# What is needed:
Go through the entries below and pick out every line with "volgende".

# Task input:
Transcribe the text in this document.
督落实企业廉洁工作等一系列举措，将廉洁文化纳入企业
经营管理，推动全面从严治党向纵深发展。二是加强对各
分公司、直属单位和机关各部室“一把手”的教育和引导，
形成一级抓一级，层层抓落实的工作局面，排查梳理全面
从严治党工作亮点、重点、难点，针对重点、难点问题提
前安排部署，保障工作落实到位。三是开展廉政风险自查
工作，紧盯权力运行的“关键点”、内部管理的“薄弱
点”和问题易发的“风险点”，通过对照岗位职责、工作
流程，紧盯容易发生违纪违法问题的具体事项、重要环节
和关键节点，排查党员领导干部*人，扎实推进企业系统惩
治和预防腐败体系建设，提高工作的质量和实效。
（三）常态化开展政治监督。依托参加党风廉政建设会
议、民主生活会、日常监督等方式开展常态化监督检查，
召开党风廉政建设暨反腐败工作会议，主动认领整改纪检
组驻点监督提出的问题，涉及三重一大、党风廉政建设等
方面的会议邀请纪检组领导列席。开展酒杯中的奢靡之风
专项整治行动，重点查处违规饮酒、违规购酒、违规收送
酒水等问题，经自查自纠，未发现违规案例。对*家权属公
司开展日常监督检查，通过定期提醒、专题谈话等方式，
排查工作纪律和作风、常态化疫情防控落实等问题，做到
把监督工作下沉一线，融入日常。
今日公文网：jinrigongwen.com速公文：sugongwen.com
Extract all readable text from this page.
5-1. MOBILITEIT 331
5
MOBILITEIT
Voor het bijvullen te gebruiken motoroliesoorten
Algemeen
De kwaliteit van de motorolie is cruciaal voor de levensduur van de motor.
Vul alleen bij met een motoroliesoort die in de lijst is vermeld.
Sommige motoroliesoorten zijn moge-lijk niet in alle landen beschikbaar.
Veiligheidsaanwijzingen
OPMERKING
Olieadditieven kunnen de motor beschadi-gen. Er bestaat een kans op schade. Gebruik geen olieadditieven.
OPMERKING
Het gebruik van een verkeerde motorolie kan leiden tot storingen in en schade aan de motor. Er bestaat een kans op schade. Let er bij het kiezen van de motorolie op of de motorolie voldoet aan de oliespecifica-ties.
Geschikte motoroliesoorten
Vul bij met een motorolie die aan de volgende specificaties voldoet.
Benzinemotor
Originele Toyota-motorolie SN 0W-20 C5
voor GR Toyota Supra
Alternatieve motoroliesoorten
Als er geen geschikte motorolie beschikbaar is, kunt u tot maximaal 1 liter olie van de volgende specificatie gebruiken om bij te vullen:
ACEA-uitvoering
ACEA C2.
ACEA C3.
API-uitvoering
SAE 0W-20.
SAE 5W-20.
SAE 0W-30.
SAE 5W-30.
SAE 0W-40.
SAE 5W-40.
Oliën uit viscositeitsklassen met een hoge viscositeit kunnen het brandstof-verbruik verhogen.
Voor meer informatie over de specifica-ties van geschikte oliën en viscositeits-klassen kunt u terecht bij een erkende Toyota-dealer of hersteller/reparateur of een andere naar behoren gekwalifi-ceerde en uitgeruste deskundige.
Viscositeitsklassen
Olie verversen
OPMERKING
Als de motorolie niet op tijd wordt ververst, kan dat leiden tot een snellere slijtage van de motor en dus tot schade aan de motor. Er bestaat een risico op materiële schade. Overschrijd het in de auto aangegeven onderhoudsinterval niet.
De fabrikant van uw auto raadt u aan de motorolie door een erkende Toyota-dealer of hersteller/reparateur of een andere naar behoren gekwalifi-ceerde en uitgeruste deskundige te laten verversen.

# Exercise response:
Vul bij met een motorolie die aan de volgende specificaties voldoet.
Als er geen geschikte motorolie beschikbaar is, kunt u tot maximaal 1 liter olie van de volgende specificatie gebruiken om bij te vullen:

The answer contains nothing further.